:: Exercise aim ::
Check every line of the material below for the string "Interior", and return the ones that have it.

[start Data supplied]

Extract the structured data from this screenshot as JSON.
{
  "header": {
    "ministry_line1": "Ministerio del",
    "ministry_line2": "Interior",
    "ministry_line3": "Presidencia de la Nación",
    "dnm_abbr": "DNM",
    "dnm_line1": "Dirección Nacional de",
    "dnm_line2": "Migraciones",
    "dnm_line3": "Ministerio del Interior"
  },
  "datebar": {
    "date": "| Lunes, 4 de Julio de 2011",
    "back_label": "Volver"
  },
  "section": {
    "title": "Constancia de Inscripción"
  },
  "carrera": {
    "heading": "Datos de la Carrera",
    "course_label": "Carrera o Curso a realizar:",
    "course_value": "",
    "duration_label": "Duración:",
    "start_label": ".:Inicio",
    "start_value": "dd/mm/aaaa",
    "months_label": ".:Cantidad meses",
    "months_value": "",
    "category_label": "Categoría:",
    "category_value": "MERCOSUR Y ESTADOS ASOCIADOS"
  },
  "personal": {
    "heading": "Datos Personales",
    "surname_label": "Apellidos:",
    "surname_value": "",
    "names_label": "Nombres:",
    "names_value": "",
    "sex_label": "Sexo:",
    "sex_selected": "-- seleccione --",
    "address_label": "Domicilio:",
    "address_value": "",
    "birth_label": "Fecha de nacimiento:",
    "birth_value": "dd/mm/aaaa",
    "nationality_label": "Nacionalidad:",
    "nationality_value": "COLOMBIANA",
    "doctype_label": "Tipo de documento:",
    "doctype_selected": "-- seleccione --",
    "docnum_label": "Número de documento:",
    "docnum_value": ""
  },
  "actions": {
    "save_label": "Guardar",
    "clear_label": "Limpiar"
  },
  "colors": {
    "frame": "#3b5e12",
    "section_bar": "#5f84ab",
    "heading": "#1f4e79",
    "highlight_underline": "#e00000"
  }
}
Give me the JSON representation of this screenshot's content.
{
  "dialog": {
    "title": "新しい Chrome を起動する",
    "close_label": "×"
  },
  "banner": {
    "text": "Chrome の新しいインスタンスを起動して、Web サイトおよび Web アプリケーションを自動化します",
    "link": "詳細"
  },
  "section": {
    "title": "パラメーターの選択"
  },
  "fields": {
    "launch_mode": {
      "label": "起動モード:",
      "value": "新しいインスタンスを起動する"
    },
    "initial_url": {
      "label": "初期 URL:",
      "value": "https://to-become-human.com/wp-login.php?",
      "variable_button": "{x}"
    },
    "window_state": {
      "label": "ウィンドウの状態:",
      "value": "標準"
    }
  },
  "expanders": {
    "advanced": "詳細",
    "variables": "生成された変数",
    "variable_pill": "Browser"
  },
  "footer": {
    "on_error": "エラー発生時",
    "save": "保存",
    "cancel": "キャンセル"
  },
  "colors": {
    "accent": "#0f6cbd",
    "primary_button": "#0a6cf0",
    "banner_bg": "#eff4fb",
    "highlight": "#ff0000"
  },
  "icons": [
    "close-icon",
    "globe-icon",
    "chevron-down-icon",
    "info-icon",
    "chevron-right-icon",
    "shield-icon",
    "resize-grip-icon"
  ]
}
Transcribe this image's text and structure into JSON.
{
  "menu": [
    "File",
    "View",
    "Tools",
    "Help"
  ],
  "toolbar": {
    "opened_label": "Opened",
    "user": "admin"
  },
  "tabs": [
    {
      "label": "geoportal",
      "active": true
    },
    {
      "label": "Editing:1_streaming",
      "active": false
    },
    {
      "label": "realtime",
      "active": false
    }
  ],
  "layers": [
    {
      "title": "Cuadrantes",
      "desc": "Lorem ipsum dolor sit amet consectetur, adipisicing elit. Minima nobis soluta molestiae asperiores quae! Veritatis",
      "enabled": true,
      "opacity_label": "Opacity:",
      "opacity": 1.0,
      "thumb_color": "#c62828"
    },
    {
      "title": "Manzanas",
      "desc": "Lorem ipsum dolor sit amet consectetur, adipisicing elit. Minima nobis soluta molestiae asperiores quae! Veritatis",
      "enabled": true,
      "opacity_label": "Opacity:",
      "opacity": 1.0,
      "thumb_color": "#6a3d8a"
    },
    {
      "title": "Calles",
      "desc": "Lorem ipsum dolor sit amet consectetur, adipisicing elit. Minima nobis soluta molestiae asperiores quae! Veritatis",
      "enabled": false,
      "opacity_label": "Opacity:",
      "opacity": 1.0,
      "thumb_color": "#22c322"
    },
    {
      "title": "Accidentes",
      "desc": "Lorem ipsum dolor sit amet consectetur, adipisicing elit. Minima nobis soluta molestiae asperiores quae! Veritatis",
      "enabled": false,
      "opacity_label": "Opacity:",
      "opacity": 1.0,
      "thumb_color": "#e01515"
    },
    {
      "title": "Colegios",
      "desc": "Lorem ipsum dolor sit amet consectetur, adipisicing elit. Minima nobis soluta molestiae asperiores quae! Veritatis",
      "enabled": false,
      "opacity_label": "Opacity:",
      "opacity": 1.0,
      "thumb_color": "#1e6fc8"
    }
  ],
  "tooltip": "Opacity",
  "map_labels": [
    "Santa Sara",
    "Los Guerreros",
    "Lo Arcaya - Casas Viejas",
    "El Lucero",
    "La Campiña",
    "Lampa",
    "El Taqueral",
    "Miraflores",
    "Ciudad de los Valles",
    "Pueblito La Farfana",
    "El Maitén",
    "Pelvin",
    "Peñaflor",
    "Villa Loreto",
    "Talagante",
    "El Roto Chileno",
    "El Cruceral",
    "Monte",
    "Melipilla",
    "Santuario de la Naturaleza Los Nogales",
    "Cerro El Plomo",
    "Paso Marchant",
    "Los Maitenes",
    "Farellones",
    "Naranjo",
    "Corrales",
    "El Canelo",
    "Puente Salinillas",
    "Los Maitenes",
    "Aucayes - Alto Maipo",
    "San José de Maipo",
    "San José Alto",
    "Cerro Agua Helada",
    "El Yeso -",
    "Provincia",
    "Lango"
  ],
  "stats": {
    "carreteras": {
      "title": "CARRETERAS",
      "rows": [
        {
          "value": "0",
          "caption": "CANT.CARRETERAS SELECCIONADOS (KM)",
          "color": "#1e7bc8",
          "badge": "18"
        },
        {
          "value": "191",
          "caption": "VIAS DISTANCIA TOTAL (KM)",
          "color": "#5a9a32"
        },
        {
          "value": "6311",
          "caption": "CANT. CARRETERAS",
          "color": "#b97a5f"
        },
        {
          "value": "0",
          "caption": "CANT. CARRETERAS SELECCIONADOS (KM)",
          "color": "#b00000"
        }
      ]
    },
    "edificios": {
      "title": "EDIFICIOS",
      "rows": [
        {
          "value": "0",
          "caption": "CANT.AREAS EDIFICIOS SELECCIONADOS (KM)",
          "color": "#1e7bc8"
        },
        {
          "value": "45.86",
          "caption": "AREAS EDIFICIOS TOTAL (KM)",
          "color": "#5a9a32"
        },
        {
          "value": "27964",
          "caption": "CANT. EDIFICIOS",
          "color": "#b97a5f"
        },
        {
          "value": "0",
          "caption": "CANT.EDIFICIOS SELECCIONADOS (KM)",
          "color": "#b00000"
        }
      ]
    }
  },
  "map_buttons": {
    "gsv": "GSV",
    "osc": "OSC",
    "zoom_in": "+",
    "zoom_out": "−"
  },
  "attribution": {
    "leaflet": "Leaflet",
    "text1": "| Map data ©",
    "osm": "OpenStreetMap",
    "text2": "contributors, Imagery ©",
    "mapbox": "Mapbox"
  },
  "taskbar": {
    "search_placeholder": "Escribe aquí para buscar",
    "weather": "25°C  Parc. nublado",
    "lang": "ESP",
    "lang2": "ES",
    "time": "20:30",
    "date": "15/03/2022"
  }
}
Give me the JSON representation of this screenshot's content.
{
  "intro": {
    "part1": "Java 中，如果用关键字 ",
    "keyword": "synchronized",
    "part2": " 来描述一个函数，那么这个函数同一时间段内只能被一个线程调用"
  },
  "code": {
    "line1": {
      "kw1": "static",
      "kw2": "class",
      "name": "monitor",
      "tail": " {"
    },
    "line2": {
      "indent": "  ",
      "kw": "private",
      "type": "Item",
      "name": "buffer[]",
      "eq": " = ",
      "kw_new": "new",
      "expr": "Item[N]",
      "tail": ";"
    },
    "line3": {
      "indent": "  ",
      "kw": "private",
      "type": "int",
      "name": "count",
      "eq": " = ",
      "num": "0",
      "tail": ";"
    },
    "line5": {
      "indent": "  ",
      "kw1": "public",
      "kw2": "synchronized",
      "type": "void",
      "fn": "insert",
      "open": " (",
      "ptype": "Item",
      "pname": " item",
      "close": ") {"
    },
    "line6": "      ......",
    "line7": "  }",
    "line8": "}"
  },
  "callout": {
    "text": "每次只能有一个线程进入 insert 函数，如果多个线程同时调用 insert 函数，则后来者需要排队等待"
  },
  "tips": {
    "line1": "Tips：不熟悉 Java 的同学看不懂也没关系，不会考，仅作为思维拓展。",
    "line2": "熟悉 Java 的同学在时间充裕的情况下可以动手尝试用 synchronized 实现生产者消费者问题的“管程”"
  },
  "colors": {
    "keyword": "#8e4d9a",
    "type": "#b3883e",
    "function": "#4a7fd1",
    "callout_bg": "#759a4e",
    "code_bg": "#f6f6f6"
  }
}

[end Data supplied]

:: Worked answer ::
    "ministry_line2": "Interior",
    "dnm_line3": "Ministerio del Interior"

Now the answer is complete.